Retype every entry exactly, character for character.

++++ MATERIAL PROVIDED

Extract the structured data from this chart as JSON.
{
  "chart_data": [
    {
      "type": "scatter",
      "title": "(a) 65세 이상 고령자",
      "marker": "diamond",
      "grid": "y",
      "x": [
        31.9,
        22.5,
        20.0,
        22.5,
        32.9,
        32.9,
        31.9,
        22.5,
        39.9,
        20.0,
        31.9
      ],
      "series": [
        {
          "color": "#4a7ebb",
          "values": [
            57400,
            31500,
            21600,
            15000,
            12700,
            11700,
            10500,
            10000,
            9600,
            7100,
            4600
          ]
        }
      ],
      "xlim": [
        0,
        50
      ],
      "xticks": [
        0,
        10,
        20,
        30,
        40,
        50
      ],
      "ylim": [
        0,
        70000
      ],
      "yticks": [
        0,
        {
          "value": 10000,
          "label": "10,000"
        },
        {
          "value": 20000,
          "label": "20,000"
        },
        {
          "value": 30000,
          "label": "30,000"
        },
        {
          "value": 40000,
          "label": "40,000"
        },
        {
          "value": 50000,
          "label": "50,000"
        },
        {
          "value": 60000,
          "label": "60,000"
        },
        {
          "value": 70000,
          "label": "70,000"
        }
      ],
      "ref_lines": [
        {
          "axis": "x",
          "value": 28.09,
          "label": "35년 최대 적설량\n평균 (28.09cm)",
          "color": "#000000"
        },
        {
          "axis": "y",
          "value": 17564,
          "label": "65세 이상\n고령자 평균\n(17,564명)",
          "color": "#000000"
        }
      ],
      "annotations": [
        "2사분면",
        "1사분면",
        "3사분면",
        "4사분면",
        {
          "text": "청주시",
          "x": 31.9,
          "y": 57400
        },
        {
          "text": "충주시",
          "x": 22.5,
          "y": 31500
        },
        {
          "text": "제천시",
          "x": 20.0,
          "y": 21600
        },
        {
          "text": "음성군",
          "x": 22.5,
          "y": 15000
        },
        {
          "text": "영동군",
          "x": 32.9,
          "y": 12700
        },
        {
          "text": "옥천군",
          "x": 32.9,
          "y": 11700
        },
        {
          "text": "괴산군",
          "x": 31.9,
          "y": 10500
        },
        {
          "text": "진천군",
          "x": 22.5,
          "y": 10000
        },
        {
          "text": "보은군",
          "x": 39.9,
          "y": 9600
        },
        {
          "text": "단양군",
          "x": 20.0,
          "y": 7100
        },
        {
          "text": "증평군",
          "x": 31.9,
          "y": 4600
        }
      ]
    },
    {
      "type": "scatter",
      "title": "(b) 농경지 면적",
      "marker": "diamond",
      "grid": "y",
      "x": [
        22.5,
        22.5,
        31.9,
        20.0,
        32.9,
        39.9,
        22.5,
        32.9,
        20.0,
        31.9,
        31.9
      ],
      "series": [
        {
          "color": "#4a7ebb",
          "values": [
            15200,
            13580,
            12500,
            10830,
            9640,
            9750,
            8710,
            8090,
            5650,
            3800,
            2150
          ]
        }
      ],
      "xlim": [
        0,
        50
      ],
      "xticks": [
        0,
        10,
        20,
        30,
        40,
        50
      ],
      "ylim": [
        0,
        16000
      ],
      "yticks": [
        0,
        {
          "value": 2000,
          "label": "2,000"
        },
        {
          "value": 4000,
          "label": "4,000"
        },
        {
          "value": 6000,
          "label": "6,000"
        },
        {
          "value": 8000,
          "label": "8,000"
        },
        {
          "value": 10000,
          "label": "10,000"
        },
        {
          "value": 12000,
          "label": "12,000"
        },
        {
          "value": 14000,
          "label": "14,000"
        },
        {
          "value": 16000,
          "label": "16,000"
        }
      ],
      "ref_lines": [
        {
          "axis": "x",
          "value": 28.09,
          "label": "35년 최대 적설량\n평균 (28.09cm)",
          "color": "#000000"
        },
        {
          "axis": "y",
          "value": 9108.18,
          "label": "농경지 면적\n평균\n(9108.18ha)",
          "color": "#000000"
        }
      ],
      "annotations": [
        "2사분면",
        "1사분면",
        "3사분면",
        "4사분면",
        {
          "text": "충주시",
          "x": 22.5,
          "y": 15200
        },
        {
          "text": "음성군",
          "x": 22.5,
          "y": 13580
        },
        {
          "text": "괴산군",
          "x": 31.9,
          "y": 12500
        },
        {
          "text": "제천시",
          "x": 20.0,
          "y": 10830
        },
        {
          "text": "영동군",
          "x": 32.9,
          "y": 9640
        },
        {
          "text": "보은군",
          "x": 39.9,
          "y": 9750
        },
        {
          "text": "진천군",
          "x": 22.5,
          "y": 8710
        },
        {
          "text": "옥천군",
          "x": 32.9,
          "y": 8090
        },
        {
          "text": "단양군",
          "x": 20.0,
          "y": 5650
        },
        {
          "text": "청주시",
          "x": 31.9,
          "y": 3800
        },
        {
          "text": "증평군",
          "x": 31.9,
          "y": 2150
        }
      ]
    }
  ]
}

++++++++

**REPLY TO THE EXERCISE:**
Extract the structured data from this chart as JSON.
{
  "chart_data": [
    {
      "type": "scatter",
      "title": "(a) 65세 이상 고령자",
      "marker": "diamond",
      "grid": "y",
      "x": [
        31.9,
        22.5,
        20.0,
        22.5,
        32.9,
        32.9,
        31.9,
        22.5,
        39.9,
        20.0,
        31.9
      ],
      "series": [
        {
          "color": "#4a7ebb",
          "values": [
            57400,
            31500,
            21600,
            15000,
            12700,
            11700,
            10500,
            10000,
            9600,
            7100,
            4600
          ]
        }
      ],
      "xlim": [
        0,
        50
      ],
      "xticks": [
        0,
        10,
        20,
        30,
        40,
        50
      ],
      "ylim": [
        0,
        70000
      ],
      "yticks": [
        0,
        {
          "value": 10000,
          "label": "10,000"
        },
        {
          "value": 20000,
          "label": "20,000"
        },
        {
          "value": 30000,
          "label": "30,000"
        },
        {
          "value": 40000,
          "label": "40,000"
        },
        {
          "value": 50000,
          "label": "50,000"
        },
        {
          "value": 60000,
          "label": "60,000"
        },
        {
          "value": 70000,
          "label": "70,000"
        }
      ],
      "ref_lines": [
        {
          "axis": "x",
          "value": 28.09,
          "label": "35년 최대 적설량\n평균 (28.09cm)",
          "color": "#000000"
        },
        {
          "axis": "y",
          "value": 17564,
          "label": "65세 이상\n고령자 평균\n(17,564명)",
          "color": "#000000"
        }
      ],
      "annotations": [
        "2사분면",
        "1사분면",
        "3사분면",
        "4사분면",
        {
          "text": "청주시",
          "x": 31.9,
          "y": 57400
        },
        {
          "text": "충주시",
          "x": 22.5,
          "y": 31500
        },
        {
          "text": "제천시",
          "x": 20.0,
          "y": 21600
        },
        {
          "text": "음성군",
          "x": 22.5,
          "y": 15000
        },
        {
          "text": "영동군",
          "x": 32.9,
          "y": 12700
        },
        {
          "text": "옥천군",
          "x": 32.9,
          "y": 11700
        },
        {
          "text": "괴산군",
          "x": 31.9,
          "y": 10500
        },
        {
          "text": "진천군",
          "x": 22.5,
          "y": 10000
        },
        {
          "text": "보은군",
          "x": 39.9,
          "y": 9600
        },
        {
          "text": "단양군",
          "x": 20.0,
          "y": 7100
        },
        {
          "text": "증평군",
          "x": 31.9,
          "y": 4600
        }
      ]
    },
    {
      "type": "scatter",
      "title": "(b) 농경지 면적",
      "marker": "diamond",
      "grid": "y",
      "x": [
        22.5,
        22.5,
        31.9,
        20.0,
        32.9,
        39.9,
        22.5,
        32.9,
        20.0,
        31.9,
        31.9
      ],
      "series": [
        {
          "color": "#4a7ebb",
          "values": [
            15200,
            13580,
            12500,
            10830,
            9640,
            9750,
            8710,
            8090,
            5650,
            3800,
            2150
          ]
        }
      ],
      "xlim": [
        0,
        50
      ],
      "xticks": [
        0,
        10,
        20,
        30,
        40,
        50
      ],
      "ylim": [
        0,
        16000
      ],
      "yticks": [
        0,
        {
          "value": 2000,
          "label": "2,000"
        },
        {
          "value": 4000,
          "label": "4,000"
        },
        {
          "value": 6000,
          "label": "6,000"
        },
        {
          "value": 8000,
          "label": "8,000"
        },
        {
          "value": 10000,
          "label": "10,000"
        },
        {
          "value": 12000,
          "label": "12,000"
        },
        {
          "value": 14000,
          "label": "14,000"
        },
        {
          "value": 16000,
          "label": "16,000"
        }
      ],
      "ref_lines": [
        {
          "axis": "x",
          "value": 28.09,
          "label": "35년 최대 적설량\n평균 (28.09cm)",
          "color": "#000000"
        },
        {
          "axis": "y",
          "value": 9108.18,
          "label": "농경지 면적\n평균\n(9108.18ha)",
          "color": "#000000"
        }
      ],
      "annotations": [
        "2사분면",
        "1사분면",
        "3사분면",
        "4사분면",
        {
          "text": "충주시",
          "x": 22.5,
          "y": 15200
        },
        {
          "text": "음성군",
          "x": 22.5,
          "y": 13580
        },
        {
          "text": "괴산군",
          "x": 31.9,
          "y": 12500
        },
        {
          "text": "제천시",
          "x": 20.0,
          "y": 10830
        },
        {
          "text": "영동군",
          "x": 32.9,
          "y": 9640
        },
        {
          "text": "보은군",
          "x": 39.9,
          "y": 9750
        },
        {
          "text": "진천군",
          "x": 22.5,
          "y": 8710
        },
        {
          "text": "옥천군",
          "x": 32.9,
          "y": 8090
        },
        {
          "text": "단양군",
          "x": 20.0,
          "y": 5650
        },
        {
          "text": "청주시",
          "x": 31.9,
          "y": 3800
        },
        {
          "text": "증평군",
          "x": 31.9,
          "y": 2150
        }
      ]
    }
  ]
}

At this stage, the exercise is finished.